REQUIREMENT: Find each line containing the string "title" and return it.

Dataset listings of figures
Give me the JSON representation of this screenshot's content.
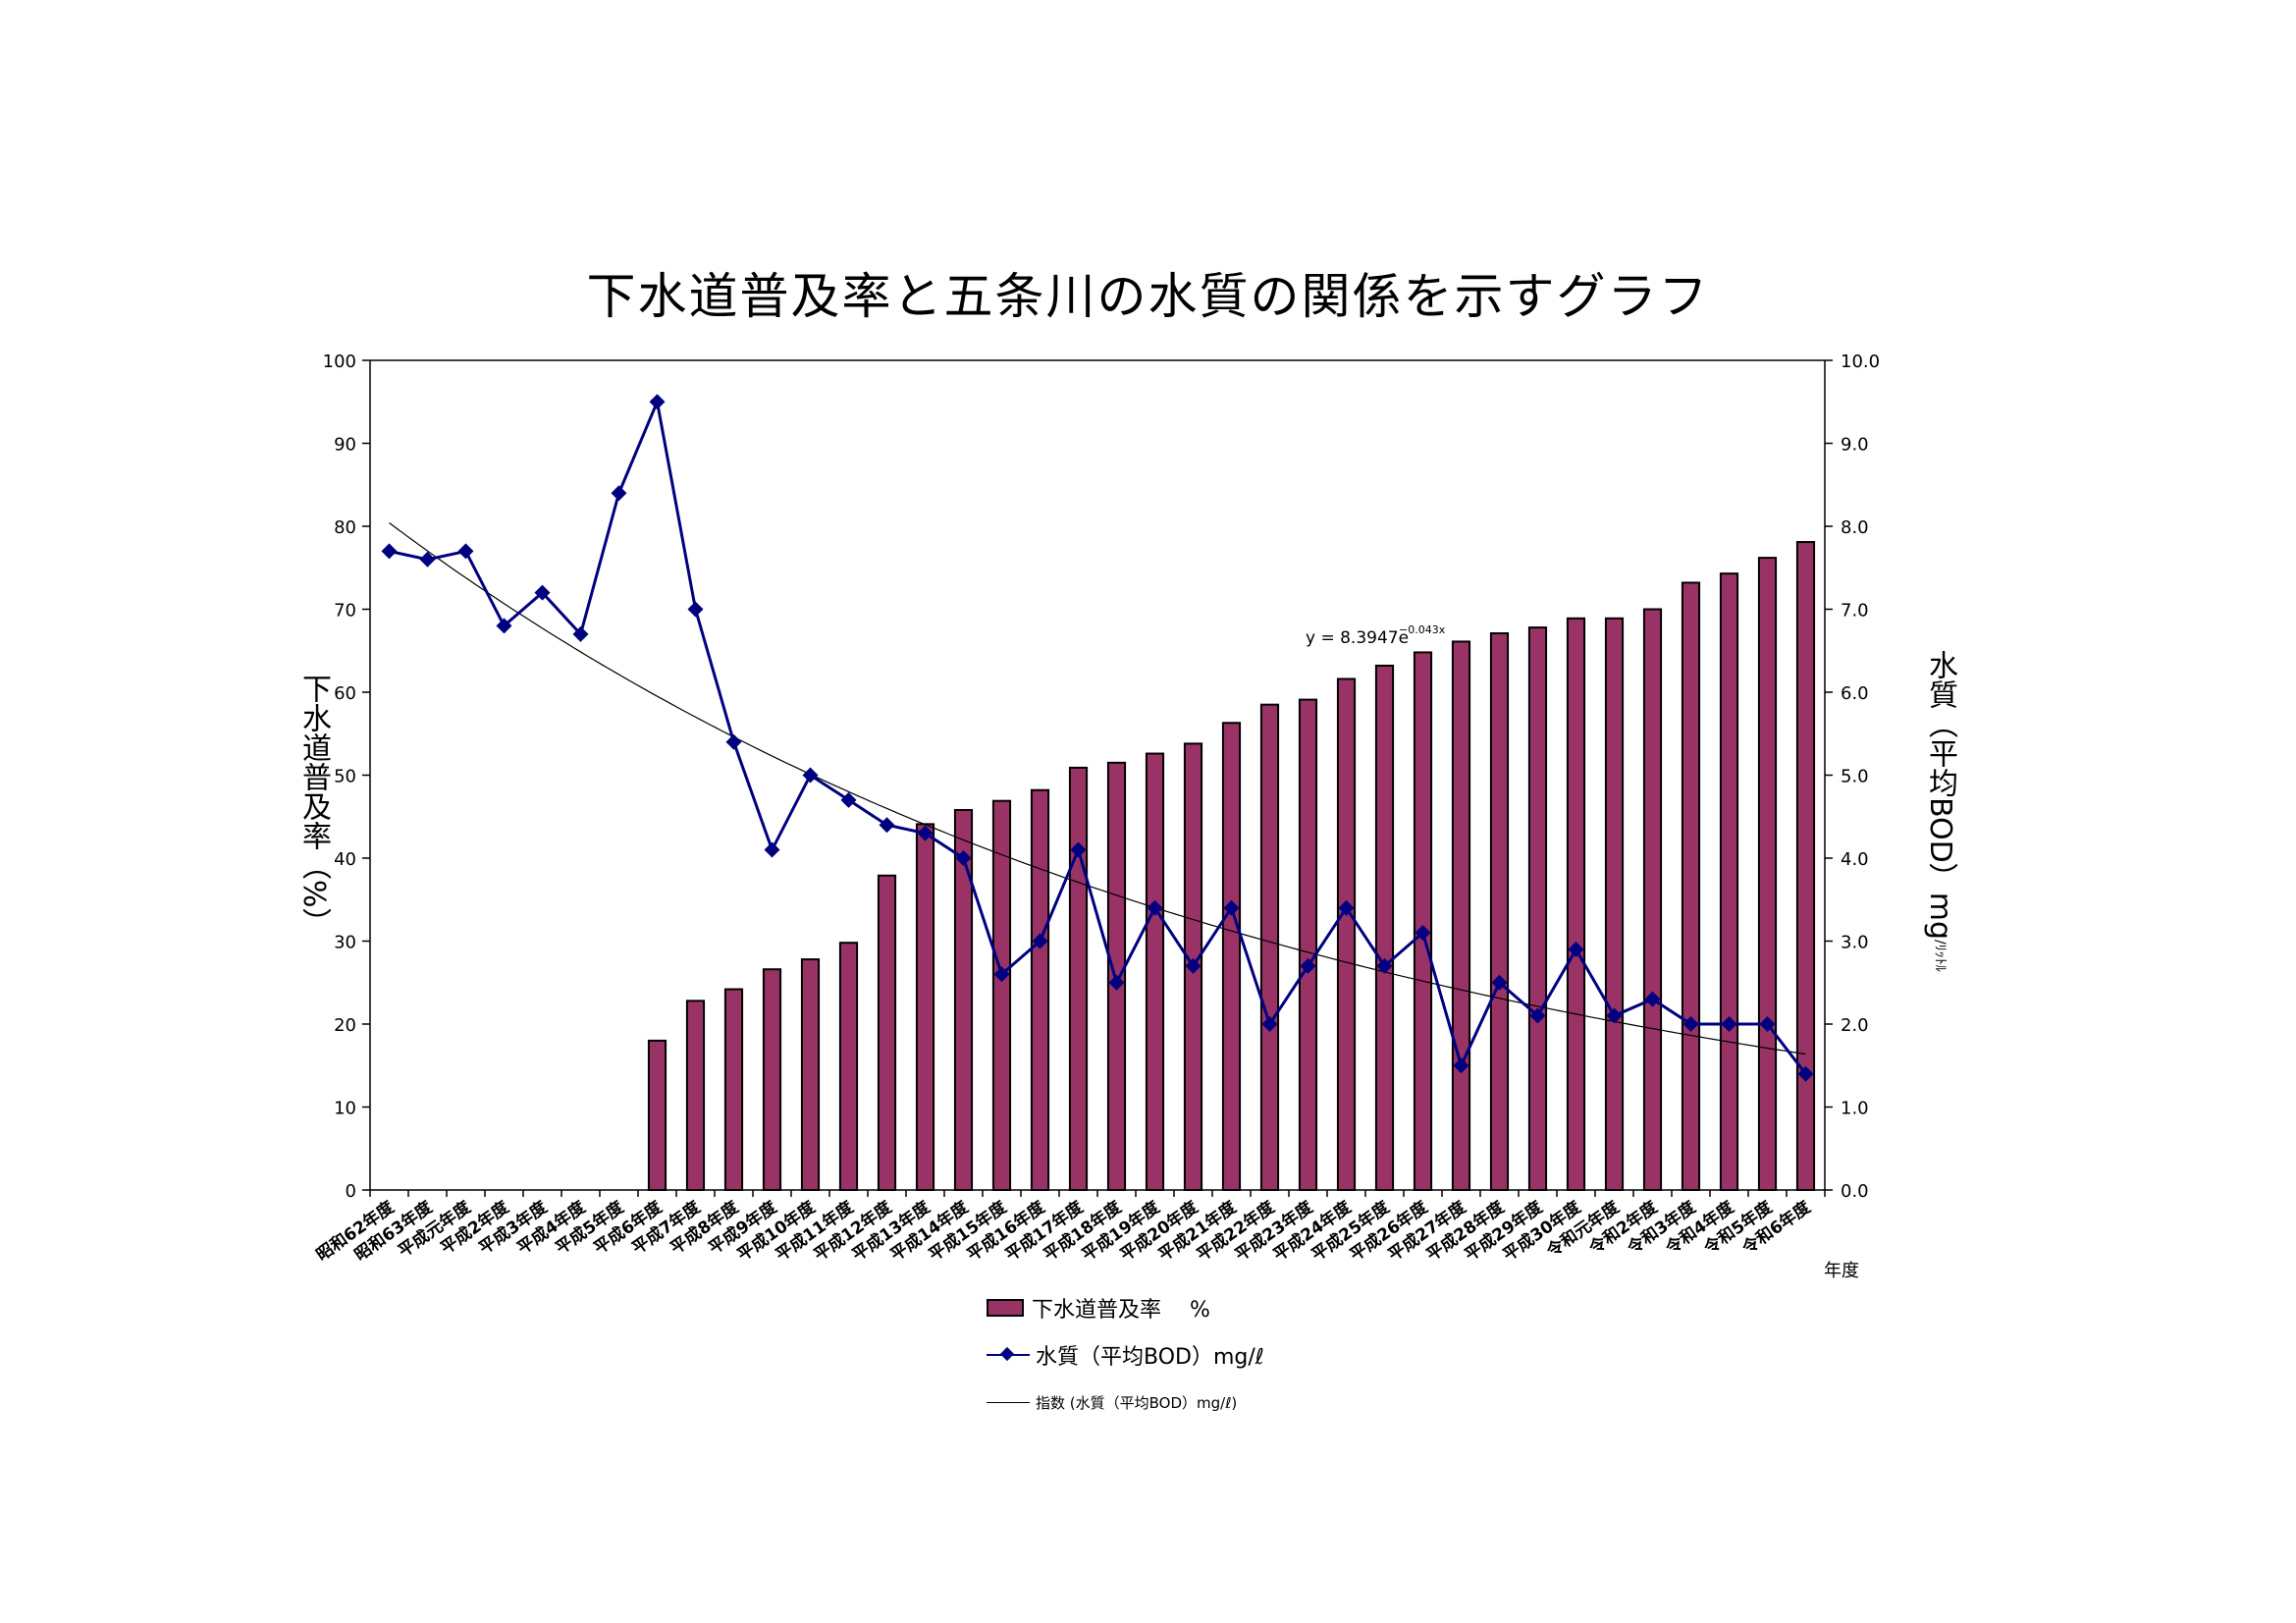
{
  "title": "下水道普及率と五条川の水質の関係を示すグラフ",
  "axes": {
    "left_label": "下水道普及率（%）",
    "right_label_main": "水質（平均BOD）mg",
    "right_label_unit": "/ﾘｯﾄﾙ",
    "x_unit": "年度",
    "left_ticks": [
      "0",
      "10",
      "20",
      "30",
      "40",
      "50",
      "60",
      "70",
      "80",
      "90",
      "100"
    ],
    "right_ticks": [
      "0.0",
      "1.0",
      "2.0",
      "3.0",
      "4.0",
      "5.0",
      "6.0",
      "7.0",
      "8.0",
      "9.0",
      "10.0"
    ]
  },
  "legend": {
    "bar": "下水道普及率　 %",
    "line": "水質（平均BOD）mg/ℓ",
    "trend": "指数 (水質（平均BOD）mg/ℓ)"
  },
  "trend_equation": "y = 8.3947e",
  "trend_exponent": "−0.043x",
  "colors": {
    "bar": "#993366",
    "line": "#000080",
    "trend": "#000000"
  },
  "chart_data": {
    "type": "bar+line",
    "title": "下水道普及率と五条川の水質の関係を示すグラフ",
    "xlabel": "年度",
    "ylabel": "下水道普及率（%）",
    "y2label": "水質（平均BOD）mg/ℓ",
    "ylim": [
      0,
      100
    ],
    "y2lim": [
      0,
      10
    ],
    "grid": false,
    "legend_position": "bottom",
    "categories": [
      "昭和62年度",
      "昭和63年度",
      "平成元年度",
      "平成2年度",
      "平成3年度",
      "平成4年度",
      "平成5年度",
      "平成6年度",
      "平成7年度",
      "平成8年度",
      "平成9年度",
      "平成10年度",
      "平成11年度",
      "平成12年度",
      "平成13年度",
      "平成14年度",
      "平成15年度",
      "平成16年度",
      "平成17年度",
      "平成18年度",
      "平成19年度",
      "平成20年度",
      "平成21年度",
      "平成22年度",
      "平成23年度",
      "平成24年度",
      "平成25年度",
      "平成26年度",
      "平成27年度",
      "平成28年度",
      "平成29年度",
      "平成30年度",
      "令和元年度",
      "令和2年度",
      "令和3年度",
      "令和4年度",
      "令和5年度",
      "令和6年度"
    ],
    "series": [
      {
        "name": "下水道普及率 %",
        "type": "bar",
        "axis": "left",
        "values": [
          null,
          null,
          null,
          null,
          null,
          null,
          null,
          18.0,
          22.8,
          24.2,
          26.6,
          27.8,
          29.8,
          37.9,
          44.1,
          45.8,
          46.9,
          48.2,
          50.9,
          51.5,
          52.6,
          53.8,
          56.3,
          58.5,
          59.1,
          61.6,
          63.2,
          64.8,
          66.1,
          67.1,
          67.8,
          68.9,
          68.9,
          70.0,
          73.2,
          74.3,
          76.2,
          78.1
        ]
      },
      {
        "name": "水質（平均BOD）mg/ℓ",
        "type": "line",
        "axis": "right",
        "marker": "diamond",
        "values": [
          7.7,
          7.6,
          7.7,
          6.8,
          7.2,
          6.7,
          8.4,
          9.5,
          7.0,
          5.4,
          4.1,
          5.0,
          4.7,
          4.4,
          4.3,
          4.0,
          2.6,
          3.0,
          4.1,
          2.5,
          3.4,
          2.7,
          3.4,
          2.0,
          2.7,
          3.4,
          2.7,
          3.1,
          1.5,
          2.5,
          2.1,
          2.9,
          2.1,
          2.3,
          2.0,
          2.0,
          2.0,
          1.4
        ]
      },
      {
        "name": "指数 (水質（平均BOD）mg/ℓ)",
        "type": "trendline",
        "axis": "right",
        "equation": "y = 8.3947e^(-0.043x)",
        "a": 8.3947,
        "b": -0.043
      }
    ],
    "annotations": [
      "y = 8.3947e^-0.043x"
    ]
  }
}
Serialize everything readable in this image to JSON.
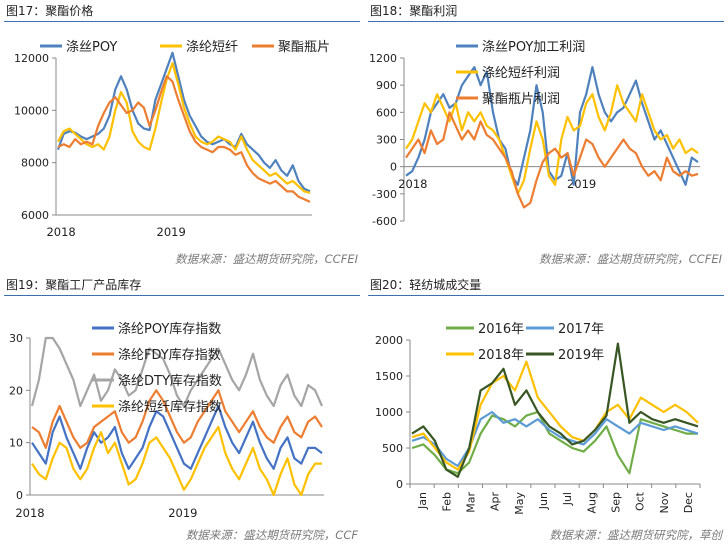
{
  "panels": [
    {
      "title": "图17：聚酯价格",
      "source": "数据来源：盛达期货研究院，CCFEI"
    },
    {
      "title": "图18：聚酯利润",
      "source": "数据来源：盛达期货研究院，CCFEI"
    },
    {
      "title": "图19：聚酯工厂产品库存",
      "source": "数据来源：盛达期货研究院，CCF"
    },
    {
      "title": "图20：轻纺城成交量",
      "source": "数据来源：盛达期货研究院，草创"
    }
  ],
  "chart_data": [
    {
      "type": "line",
      "ylim": [
        6000,
        12000
      ],
      "yticks": [
        6000,
        8000,
        10000,
        12000
      ],
      "x_tick_labels": [
        "2018",
        "2019"
      ],
      "grid": false,
      "legend": "top",
      "series": [
        {
          "name": "涤丝POY",
          "color": "#4f81bd",
          "values": [
            8500,
            9100,
            9200,
            9150,
            9000,
            8900,
            9000,
            9100,
            9300,
            9800,
            10800,
            11300,
            10800,
            10000,
            9500,
            9300,
            9250,
            10400,
            11000,
            11600,
            12200,
            11300,
            10400,
            9800,
            9400,
            9000,
            8800,
            8700,
            8800,
            8900,
            8700,
            8600,
            9100,
            8700,
            8500,
            8300,
            8000,
            7800,
            8100,
            7700,
            7500,
            7900,
            7300,
            7000,
            6900
          ]
        },
        {
          "name": "涤纶短纤",
          "color": "#ffc000",
          "values": [
            8800,
            9200,
            9300,
            9100,
            8900,
            8700,
            8600,
            8700,
            8500,
            9000,
            10000,
            10700,
            10300,
            9200,
            8800,
            8600,
            8500,
            9300,
            10300,
            11200,
            11800,
            11000,
            10100,
            9500,
            9000,
            8800,
            8700,
            8800,
            9000,
            8900,
            8800,
            8500,
            9000,
            8500,
            8100,
            7900,
            7700,
            7500,
            7600,
            7400,
            7200,
            7300,
            7100,
            6900,
            6850
          ]
        },
        {
          "name": "聚酯瓶片",
          "color": "#ed7d31",
          "values": [
            8600,
            8700,
            8600,
            8900,
            8700,
            8800,
            8700,
            9400,
            9900,
            10300,
            10500,
            10200,
            9900,
            10000,
            10300,
            10100,
            9400,
            10000,
            10700,
            11300,
            11100,
            10400,
            9800,
            9200,
            8800,
            8600,
            8500,
            8400,
            8600,
            8600,
            8500,
            8300,
            8400,
            7900,
            7600,
            7400,
            7300,
            7200,
            7300,
            7100,
            6900,
            6900,
            6700,
            6600,
            6500
          ]
        }
      ]
    },
    {
      "type": "line",
      "ylim": [
        -600,
        1200
      ],
      "yticks": [
        -600,
        -300,
        0,
        300,
        600,
        900,
        1200
      ],
      "x_tick_labels": [
        "2018",
        "2019"
      ],
      "grid": false,
      "legend": "top",
      "series": [
        {
          "name": "涤丝POY加工利润",
          "color": "#4f81bd",
          "values": [
            -100,
            -50,
            100,
            300,
            600,
            700,
            800,
            650,
            700,
            900,
            1000,
            1100,
            900,
            1050,
            600,
            300,
            200,
            -100,
            -200,
            100,
            400,
            900,
            600,
            -50,
            -150,
            -100,
            150,
            -200,
            600,
            800,
            1100,
            800,
            600,
            500,
            600,
            650,
            800,
            950,
            700,
            500,
            300,
            400,
            250,
            100,
            -50,
            -200,
            100,
            50
          ]
        },
        {
          "name": "涤纶短纤利润",
          "color": "#ffc000",
          "values": [
            200,
            300,
            500,
            700,
            600,
            800,
            650,
            500,
            700,
            400,
            600,
            500,
            600,
            450,
            400,
            300,
            100,
            -100,
            -300,
            -150,
            200,
            500,
            300,
            -100,
            -200,
            300,
            550,
            400,
            450,
            700,
            800,
            550,
            400,
            600,
            900,
            700,
            600,
            500,
            800,
            600,
            400,
            300,
            350,
            200,
            300,
            150,
            200,
            150
          ]
        },
        {
          "name": "聚酯瓶片利润",
          "color": "#ed7d31",
          "values": [
            100,
            200,
            300,
            150,
            400,
            250,
            300,
            600,
            450,
            300,
            400,
            300,
            500,
            350,
            300,
            200,
            100,
            -50,
            -300,
            -450,
            -400,
            -150,
            50,
            150,
            200,
            100,
            150,
            -100,
            100,
            300,
            250,
            100,
            0,
            100,
            200,
            300,
            200,
            150,
            0,
            -100,
            -50,
            -150,
            100,
            -50,
            -100,
            -50,
            -100,
            -80
          ]
        }
      ]
    },
    {
      "type": "line",
      "ylim": [
        0,
        30
      ],
      "yticks": [
        0,
        10,
        20,
        30
      ],
      "x_tick_labels": [
        "2018",
        "2019"
      ],
      "grid": false,
      "legend": "top",
      "series": [
        {
          "name": "涤纶POY库存指数",
          "color": "#4472c4",
          "values": [
            10,
            8,
            6,
            12,
            15,
            11,
            8,
            5,
            9,
            12,
            10,
            11,
            13,
            8,
            5,
            7,
            9,
            13,
            16,
            15,
            12,
            9,
            6,
            5,
            8,
            11,
            14,
            17,
            13,
            10,
            8,
            11,
            14,
            10,
            7,
            5,
            9,
            11,
            7,
            6,
            9,
            9,
            8
          ]
        },
        {
          "name": "涤纶FDY库存指数",
          "color": "#ed7d31",
          "values": [
            13,
            12,
            9,
            14,
            17,
            14,
            11,
            9,
            10,
            13,
            14,
            15,
            16,
            12,
            10,
            11,
            14,
            18,
            20,
            18,
            15,
            12,
            10,
            11,
            14,
            16,
            18,
            20,
            16,
            14,
            12,
            14,
            16,
            13,
            11,
            10,
            13,
            15,
            12,
            11,
            14,
            15,
            13
          ]
        },
        {
          "name": "涤纶DTY库存指数",
          "color": "#a5a5a5",
          "values": [
            17,
            22,
            30,
            30,
            28,
            25,
            22,
            17,
            20,
            23,
            18,
            20,
            24,
            22,
            19,
            20,
            24,
            28,
            27,
            26,
            23,
            19,
            17,
            20,
            22,
            24,
            26,
            28,
            25,
            22,
            20,
            23,
            27,
            22,
            19,
            17,
            21,
            23,
            19,
            17,
            21,
            20,
            17
          ]
        },
        {
          "name": "涤纶短纤库存指数",
          "color": "#ffc000",
          "values": [
            6,
            4,
            3,
            7,
            10,
            9,
            5,
            3,
            5,
            9,
            12,
            8,
            10,
            6,
            2,
            3,
            6,
            10,
            11,
            9,
            7,
            4,
            1,
            3,
            6,
            9,
            11,
            13,
            8,
            5,
            3,
            6,
            9,
            5,
            3,
            0,
            4,
            7,
            2,
            0,
            4,
            6,
            6
          ]
        }
      ]
    },
    {
      "type": "line",
      "ylim": [
        0,
        2000
      ],
      "yticks": [
        0,
        500,
        1000,
        1500,
        2000
      ],
      "x_tick_labels": [
        "Jan",
        "Feb",
        "Mar",
        "Apr",
        "May",
        "Jun",
        "Jul",
        "Aug",
        "Sep",
        "Oct",
        "Nov",
        "Dec"
      ],
      "grid": false,
      "legend": "top",
      "series": [
        {
          "name": "2016年",
          "color": "#70ad47",
          "values": [
            500,
            550,
            400,
            200,
            150,
            300,
            700,
            950,
            900,
            800,
            950,
            1000,
            700,
            600,
            500,
            450,
            600,
            800,
            400,
            150,
            900,
            850,
            800,
            750,
            700,
            700
          ]
        },
        {
          "name": "2017年",
          "color": "#5b9bd5",
          "values": [
            600,
            650,
            550,
            350,
            250,
            500,
            900,
            1000,
            850,
            900,
            800,
            900,
            750,
            650,
            600,
            550,
            700,
            900,
            800,
            700,
            850,
            800,
            750,
            800,
            750,
            700
          ]
        },
        {
          "name": "2018年",
          "color": "#ffc000",
          "values": [
            650,
            700,
            500,
            300,
            200,
            450,
            1100,
            1400,
            1500,
            1300,
            1700,
            1200,
            1000,
            800,
            650,
            600,
            750,
            1000,
            1100,
            900,
            1200,
            1100,
            1000,
            1100,
            1000,
            850
          ]
        },
        {
          "name": "2019年",
          "color": "#375623",
          "values": [
            700,
            800,
            600,
            200,
            100,
            500,
            1300,
            1400,
            1600,
            1100,
            1300,
            1000,
            800,
            700,
            550,
            600,
            750,
            950,
            1950,
            850,
            1000,
            900,
            850,
            900,
            850,
            800
          ]
        }
      ]
    }
  ]
}
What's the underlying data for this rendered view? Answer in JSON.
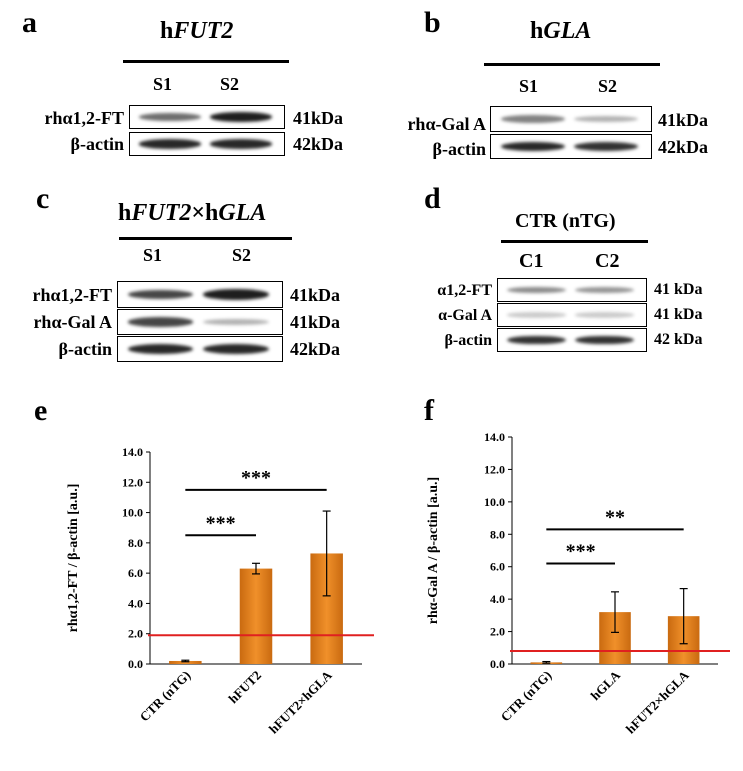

EXERCISE ANSWER:
  "title": "下水道普及率と五条川の水質の関係を示すグラフ",
    "title": "下水道普及率と五条川の水質の関係を示すグラフ",
      "title": "图17：聚酯价格",
      "title": "图18：聚酯利润",
      "title": "图19：聚酯工厂产品库存",
      "title": "图20：轻纺城成交量",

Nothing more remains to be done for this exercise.